Show all lines from the data that include the word "Hips".

◆ **Records from a dataset**
↓

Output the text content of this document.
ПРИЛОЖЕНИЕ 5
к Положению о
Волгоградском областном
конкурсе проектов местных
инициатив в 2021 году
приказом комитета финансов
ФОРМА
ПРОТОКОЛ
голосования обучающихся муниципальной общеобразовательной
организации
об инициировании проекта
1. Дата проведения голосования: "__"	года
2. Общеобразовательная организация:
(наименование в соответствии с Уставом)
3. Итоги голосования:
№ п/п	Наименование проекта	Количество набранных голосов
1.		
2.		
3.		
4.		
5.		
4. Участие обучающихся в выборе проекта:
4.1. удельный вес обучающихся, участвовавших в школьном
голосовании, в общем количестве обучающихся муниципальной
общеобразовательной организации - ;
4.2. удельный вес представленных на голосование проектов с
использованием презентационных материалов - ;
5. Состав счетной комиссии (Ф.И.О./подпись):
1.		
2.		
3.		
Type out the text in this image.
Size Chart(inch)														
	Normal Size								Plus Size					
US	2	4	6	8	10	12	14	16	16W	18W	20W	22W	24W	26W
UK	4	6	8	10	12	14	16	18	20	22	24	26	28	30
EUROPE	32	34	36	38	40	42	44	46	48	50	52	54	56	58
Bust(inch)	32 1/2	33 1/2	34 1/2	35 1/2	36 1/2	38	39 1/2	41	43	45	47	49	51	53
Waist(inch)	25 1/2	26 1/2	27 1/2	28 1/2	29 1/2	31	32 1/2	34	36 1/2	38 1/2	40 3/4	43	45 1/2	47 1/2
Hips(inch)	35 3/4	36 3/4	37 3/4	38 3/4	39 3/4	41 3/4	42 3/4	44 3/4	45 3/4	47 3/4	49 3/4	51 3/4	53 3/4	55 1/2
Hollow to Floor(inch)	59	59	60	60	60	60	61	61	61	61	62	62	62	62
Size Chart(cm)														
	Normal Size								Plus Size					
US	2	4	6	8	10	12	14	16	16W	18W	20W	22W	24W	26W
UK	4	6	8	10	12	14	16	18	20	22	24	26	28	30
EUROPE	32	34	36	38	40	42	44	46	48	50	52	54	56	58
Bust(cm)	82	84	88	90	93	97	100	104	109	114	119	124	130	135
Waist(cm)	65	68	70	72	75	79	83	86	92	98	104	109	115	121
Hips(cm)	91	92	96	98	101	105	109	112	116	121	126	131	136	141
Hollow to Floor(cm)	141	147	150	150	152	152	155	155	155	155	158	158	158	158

↑

◆ **WRITTEN RESPONSE**
Hips(inch)	35 3/4	36 3/4	37 3/4	38 3/4	39 3/4	41 3/4	42 3/4	44 3/4	45 3/4	47 3/4	49 3/4	51 3/4	53 3/4	55 1/2
Hips(cm)	91	92	96	98	101	105	109	112	116	121	126	131	136	141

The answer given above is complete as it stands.